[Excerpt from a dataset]
--------------------------------------------------

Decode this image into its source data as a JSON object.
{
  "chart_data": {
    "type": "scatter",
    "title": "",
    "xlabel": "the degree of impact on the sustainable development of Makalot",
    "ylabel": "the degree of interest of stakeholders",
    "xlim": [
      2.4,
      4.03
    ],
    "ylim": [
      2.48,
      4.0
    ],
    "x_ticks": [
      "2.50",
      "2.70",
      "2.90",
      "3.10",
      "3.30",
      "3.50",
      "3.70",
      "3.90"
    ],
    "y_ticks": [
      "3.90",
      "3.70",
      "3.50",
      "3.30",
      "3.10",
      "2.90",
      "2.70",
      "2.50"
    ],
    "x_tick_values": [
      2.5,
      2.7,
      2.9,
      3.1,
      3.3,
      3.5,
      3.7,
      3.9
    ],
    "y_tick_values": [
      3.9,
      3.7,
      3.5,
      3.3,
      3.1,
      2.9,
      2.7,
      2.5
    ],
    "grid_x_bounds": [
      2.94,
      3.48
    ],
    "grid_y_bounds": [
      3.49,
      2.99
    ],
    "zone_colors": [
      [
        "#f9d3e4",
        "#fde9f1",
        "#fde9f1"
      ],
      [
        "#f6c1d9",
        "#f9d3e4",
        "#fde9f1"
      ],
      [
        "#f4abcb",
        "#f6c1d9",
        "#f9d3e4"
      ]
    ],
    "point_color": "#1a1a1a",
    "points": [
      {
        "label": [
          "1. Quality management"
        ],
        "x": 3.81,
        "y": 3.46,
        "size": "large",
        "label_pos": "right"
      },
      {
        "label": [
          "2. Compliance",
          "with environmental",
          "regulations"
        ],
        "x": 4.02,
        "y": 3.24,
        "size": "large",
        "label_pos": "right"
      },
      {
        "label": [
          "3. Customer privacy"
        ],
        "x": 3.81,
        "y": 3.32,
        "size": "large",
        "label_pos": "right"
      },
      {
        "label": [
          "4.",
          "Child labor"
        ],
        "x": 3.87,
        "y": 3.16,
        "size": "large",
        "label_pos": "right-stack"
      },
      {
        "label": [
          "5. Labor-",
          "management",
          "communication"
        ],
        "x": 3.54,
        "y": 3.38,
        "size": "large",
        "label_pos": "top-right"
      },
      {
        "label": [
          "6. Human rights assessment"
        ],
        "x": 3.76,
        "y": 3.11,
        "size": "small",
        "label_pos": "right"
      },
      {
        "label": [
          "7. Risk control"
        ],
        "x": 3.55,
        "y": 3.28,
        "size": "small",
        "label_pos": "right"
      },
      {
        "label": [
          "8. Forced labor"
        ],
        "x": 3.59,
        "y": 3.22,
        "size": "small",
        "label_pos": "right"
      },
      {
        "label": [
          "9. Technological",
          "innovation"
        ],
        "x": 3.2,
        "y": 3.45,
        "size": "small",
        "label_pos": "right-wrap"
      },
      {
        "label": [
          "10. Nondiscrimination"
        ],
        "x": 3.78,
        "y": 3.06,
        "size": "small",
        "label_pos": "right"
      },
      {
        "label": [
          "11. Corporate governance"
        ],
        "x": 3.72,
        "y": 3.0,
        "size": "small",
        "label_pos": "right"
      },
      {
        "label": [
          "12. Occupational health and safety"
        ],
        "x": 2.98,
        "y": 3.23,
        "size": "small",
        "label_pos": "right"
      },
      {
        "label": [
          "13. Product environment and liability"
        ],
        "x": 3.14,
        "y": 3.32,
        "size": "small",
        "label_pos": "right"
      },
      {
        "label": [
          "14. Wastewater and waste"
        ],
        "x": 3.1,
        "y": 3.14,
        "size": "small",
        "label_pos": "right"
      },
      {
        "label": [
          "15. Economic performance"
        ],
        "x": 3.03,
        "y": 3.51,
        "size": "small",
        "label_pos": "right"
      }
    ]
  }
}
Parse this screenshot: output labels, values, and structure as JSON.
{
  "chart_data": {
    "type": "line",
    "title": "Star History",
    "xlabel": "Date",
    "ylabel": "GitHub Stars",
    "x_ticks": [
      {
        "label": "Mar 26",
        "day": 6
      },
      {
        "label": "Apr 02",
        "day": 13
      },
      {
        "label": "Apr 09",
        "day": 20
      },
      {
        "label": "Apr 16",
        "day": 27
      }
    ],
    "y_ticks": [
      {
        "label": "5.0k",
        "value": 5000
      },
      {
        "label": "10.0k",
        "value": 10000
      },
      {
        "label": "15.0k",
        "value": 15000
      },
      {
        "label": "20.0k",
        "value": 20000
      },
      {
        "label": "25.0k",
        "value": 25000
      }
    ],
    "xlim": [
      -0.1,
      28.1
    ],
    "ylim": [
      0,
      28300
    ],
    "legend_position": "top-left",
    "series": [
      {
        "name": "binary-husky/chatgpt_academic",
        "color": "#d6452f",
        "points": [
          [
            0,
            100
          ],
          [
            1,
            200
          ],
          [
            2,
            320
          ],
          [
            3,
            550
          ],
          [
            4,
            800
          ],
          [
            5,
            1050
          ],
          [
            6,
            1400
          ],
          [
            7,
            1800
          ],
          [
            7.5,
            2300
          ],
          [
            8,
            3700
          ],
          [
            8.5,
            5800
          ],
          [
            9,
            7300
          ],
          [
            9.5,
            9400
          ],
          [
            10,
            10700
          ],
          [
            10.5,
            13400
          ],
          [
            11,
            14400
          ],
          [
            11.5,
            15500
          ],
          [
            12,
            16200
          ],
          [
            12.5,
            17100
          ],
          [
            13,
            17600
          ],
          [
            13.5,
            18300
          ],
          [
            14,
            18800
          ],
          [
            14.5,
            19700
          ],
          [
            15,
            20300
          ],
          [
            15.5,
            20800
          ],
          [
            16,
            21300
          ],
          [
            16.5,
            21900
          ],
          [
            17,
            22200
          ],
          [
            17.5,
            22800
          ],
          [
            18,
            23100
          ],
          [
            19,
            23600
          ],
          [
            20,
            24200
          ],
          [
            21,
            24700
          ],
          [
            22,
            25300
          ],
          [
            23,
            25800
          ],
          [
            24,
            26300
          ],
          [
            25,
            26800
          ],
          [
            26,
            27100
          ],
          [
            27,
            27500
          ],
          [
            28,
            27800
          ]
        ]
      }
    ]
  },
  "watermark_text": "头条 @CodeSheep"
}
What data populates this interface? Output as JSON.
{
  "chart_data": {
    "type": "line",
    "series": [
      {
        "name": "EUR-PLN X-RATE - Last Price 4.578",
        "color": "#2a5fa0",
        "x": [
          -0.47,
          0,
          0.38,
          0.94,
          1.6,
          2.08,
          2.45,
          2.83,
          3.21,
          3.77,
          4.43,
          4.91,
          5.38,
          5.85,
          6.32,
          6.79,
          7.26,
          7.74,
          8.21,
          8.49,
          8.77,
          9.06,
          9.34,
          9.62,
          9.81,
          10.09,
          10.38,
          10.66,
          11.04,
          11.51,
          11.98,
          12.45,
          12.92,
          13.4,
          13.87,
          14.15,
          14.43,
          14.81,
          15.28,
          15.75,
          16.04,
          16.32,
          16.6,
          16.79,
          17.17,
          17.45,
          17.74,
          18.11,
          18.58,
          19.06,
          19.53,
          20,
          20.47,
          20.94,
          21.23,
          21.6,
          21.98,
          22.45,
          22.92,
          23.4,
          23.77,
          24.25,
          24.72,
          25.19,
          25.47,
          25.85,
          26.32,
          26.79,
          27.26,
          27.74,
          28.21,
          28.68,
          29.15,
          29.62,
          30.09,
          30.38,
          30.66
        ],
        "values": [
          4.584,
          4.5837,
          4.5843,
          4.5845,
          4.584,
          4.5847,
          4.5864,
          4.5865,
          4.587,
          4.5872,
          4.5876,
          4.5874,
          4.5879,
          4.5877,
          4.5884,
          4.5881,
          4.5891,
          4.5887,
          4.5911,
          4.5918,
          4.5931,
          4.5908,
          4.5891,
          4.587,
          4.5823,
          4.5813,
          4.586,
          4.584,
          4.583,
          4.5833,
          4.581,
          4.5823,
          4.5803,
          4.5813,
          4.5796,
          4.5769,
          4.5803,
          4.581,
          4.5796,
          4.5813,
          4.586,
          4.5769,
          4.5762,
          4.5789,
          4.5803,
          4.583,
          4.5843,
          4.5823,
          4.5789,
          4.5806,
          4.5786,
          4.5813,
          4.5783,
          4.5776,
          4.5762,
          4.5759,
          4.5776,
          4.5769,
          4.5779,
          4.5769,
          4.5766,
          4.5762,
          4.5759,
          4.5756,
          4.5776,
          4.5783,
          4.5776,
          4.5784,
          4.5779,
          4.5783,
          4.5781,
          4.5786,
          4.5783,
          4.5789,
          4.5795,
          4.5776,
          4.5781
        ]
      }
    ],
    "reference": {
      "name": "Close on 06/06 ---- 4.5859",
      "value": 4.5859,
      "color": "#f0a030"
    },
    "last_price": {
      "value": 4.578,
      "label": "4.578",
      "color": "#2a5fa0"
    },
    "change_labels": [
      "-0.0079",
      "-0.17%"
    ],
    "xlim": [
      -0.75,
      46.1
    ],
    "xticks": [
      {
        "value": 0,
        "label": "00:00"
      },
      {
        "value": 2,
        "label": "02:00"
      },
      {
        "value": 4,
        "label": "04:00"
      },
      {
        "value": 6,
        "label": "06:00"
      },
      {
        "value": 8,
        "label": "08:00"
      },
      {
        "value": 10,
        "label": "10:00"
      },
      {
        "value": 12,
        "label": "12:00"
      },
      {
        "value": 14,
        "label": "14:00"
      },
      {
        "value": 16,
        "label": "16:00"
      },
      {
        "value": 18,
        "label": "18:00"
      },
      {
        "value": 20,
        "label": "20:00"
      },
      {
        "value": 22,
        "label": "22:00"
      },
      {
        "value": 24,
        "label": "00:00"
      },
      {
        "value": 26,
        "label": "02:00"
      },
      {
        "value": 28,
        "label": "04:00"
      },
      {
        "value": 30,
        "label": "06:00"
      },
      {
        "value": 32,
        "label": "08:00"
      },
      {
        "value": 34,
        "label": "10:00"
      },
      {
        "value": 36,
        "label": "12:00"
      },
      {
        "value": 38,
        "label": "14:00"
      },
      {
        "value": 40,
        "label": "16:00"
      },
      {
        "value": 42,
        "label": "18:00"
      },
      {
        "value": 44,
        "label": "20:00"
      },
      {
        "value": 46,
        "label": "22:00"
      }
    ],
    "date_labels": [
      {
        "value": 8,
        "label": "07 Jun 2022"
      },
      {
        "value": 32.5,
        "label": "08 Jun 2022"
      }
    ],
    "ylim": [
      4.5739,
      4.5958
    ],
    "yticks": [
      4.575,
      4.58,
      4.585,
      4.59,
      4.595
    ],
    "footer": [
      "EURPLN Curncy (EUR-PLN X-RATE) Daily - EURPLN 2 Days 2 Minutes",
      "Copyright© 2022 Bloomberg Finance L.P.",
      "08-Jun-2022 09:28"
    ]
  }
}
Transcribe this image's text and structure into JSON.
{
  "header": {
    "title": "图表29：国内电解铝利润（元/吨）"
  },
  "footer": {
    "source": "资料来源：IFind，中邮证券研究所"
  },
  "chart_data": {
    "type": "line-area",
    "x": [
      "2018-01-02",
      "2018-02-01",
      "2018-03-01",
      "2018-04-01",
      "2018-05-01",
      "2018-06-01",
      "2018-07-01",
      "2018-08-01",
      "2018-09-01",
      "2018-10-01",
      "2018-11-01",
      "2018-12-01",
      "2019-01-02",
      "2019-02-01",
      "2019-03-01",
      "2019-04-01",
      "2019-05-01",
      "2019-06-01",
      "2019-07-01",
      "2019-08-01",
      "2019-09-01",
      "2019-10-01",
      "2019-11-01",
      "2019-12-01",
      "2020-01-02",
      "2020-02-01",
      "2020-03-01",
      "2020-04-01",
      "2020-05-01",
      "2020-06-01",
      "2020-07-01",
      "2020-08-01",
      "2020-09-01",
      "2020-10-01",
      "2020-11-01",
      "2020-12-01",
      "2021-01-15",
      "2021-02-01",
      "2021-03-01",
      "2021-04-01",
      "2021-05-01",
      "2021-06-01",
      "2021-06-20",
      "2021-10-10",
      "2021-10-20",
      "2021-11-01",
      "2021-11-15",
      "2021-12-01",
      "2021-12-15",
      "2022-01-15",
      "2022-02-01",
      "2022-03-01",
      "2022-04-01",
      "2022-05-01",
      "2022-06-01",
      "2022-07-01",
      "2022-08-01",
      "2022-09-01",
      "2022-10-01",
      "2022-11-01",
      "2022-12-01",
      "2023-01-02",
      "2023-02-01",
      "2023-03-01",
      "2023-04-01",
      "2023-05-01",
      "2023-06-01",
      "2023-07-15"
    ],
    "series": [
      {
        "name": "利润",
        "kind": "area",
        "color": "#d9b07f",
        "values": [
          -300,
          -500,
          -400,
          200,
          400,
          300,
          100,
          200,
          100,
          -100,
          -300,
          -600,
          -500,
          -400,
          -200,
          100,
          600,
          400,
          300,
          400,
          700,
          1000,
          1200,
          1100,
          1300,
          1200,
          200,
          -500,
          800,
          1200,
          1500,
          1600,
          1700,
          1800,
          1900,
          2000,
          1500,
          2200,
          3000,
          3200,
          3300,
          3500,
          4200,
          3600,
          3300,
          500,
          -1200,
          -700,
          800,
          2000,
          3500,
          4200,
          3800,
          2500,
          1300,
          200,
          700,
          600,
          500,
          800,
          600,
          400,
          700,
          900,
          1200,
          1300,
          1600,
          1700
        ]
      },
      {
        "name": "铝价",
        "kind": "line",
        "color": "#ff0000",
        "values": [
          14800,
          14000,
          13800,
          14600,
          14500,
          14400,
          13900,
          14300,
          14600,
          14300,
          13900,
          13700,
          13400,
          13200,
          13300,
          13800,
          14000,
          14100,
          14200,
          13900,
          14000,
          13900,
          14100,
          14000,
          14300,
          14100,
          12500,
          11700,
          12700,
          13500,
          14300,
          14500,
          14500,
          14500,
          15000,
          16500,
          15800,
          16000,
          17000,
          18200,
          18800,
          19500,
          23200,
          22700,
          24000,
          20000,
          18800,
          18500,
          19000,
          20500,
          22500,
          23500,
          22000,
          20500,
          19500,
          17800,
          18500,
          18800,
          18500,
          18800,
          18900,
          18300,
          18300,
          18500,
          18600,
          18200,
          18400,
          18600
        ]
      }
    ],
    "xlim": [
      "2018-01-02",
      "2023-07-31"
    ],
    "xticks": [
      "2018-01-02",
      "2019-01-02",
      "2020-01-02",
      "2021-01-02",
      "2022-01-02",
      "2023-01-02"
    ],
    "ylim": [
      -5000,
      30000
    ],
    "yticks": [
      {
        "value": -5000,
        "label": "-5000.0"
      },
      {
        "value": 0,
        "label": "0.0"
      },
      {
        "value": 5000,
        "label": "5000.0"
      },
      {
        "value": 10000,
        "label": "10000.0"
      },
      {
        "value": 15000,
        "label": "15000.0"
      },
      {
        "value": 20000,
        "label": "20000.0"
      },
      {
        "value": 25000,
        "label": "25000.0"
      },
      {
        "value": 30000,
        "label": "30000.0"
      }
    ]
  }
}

--------------------------------------------------

Task description:
Pick out, from the lines above, every one that contains the string "source".

Solved problem:
Decode this image into its source data as a JSON object.
    "source": "资料来源：IFind，中邮证券研究所"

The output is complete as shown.